What the exercise asks:
Tell how many lines have the string "stated" in them, and write nothing besides the number.

Data rows:
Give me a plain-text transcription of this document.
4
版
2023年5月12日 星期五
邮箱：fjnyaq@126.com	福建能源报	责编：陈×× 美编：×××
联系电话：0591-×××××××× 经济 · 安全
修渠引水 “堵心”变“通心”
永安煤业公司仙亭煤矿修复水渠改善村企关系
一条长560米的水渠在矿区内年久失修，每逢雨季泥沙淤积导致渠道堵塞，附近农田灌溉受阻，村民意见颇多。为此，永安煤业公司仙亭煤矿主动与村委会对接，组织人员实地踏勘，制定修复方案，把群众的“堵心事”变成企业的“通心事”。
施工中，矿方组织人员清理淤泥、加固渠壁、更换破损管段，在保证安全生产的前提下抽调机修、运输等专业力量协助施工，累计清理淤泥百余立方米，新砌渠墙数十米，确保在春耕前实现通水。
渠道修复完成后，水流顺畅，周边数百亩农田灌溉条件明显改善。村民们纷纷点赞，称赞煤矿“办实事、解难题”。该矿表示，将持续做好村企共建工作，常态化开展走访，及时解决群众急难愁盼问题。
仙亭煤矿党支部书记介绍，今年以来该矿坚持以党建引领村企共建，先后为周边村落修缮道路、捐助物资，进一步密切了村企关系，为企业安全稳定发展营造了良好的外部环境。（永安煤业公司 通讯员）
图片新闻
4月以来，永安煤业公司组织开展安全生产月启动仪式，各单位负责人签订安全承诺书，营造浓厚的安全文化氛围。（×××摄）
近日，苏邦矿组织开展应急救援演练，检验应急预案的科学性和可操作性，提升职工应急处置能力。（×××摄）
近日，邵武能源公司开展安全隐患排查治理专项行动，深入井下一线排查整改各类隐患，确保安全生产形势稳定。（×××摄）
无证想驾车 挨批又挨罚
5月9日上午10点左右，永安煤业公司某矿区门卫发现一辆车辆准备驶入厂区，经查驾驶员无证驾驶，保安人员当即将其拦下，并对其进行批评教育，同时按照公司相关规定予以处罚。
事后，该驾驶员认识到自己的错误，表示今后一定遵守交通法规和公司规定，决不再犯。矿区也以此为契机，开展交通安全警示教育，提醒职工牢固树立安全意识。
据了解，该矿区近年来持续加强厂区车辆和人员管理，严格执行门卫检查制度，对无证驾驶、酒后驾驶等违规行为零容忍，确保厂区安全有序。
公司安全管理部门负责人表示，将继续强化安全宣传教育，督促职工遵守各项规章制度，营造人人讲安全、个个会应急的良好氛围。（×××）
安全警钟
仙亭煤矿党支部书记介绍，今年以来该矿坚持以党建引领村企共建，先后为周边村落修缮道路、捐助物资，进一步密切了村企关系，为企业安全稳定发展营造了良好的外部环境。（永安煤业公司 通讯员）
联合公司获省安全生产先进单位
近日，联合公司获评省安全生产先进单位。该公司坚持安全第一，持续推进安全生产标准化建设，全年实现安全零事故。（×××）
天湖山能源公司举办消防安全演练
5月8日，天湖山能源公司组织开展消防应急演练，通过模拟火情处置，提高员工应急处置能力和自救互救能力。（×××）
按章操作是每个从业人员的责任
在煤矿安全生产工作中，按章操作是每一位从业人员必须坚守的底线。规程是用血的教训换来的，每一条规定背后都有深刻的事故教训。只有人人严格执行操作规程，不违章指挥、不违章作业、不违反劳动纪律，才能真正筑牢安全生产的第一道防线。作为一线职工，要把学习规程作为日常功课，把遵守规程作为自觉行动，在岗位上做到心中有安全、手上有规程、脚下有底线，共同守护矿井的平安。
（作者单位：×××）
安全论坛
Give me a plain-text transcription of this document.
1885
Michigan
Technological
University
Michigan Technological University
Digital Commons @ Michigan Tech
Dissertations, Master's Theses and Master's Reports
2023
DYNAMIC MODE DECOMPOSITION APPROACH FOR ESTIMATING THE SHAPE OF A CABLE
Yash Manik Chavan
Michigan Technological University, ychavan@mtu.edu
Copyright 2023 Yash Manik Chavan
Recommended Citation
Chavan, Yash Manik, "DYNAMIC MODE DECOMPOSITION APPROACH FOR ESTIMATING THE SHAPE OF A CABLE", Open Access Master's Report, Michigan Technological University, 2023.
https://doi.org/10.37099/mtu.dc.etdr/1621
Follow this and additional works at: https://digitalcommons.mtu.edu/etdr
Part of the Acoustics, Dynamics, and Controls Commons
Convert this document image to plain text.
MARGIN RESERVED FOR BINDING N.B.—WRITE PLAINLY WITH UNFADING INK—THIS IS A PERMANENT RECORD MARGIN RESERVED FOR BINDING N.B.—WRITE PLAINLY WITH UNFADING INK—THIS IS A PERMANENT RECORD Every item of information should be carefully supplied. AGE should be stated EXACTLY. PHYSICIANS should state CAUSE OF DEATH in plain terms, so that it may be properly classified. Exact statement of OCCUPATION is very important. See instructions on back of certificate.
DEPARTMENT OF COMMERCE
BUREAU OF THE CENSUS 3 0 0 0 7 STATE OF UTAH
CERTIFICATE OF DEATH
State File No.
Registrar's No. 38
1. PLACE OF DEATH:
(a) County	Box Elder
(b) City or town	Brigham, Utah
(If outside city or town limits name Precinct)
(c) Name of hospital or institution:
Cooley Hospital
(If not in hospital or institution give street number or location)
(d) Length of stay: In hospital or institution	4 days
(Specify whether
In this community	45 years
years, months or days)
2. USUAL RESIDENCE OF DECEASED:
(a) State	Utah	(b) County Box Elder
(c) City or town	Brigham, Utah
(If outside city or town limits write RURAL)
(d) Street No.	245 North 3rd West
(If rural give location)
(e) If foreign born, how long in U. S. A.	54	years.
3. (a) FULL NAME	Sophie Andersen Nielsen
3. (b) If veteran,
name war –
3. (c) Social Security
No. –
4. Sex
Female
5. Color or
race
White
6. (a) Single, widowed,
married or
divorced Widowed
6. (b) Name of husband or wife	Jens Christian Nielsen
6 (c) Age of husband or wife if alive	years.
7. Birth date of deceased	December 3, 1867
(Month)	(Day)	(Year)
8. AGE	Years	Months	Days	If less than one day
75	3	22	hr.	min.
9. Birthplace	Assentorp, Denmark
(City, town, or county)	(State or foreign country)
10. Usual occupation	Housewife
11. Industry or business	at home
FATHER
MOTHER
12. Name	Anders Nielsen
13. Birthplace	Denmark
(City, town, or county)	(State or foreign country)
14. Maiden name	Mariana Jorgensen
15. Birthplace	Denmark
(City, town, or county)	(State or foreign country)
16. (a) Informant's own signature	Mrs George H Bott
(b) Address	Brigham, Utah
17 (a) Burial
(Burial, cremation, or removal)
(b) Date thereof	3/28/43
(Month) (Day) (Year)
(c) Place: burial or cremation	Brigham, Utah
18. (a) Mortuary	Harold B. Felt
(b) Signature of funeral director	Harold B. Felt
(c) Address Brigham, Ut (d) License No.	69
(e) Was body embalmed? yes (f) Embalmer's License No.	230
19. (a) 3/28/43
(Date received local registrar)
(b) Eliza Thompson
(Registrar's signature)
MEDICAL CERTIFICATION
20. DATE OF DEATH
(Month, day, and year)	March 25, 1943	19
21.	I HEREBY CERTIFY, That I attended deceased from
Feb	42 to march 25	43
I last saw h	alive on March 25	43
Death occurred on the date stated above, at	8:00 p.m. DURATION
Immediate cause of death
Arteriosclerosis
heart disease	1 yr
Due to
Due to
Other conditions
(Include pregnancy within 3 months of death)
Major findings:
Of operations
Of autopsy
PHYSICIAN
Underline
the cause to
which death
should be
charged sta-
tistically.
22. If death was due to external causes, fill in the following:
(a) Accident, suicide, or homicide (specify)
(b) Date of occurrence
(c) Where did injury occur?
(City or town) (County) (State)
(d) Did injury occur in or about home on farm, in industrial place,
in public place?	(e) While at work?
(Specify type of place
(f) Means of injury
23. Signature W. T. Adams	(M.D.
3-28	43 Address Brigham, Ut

The answer:
2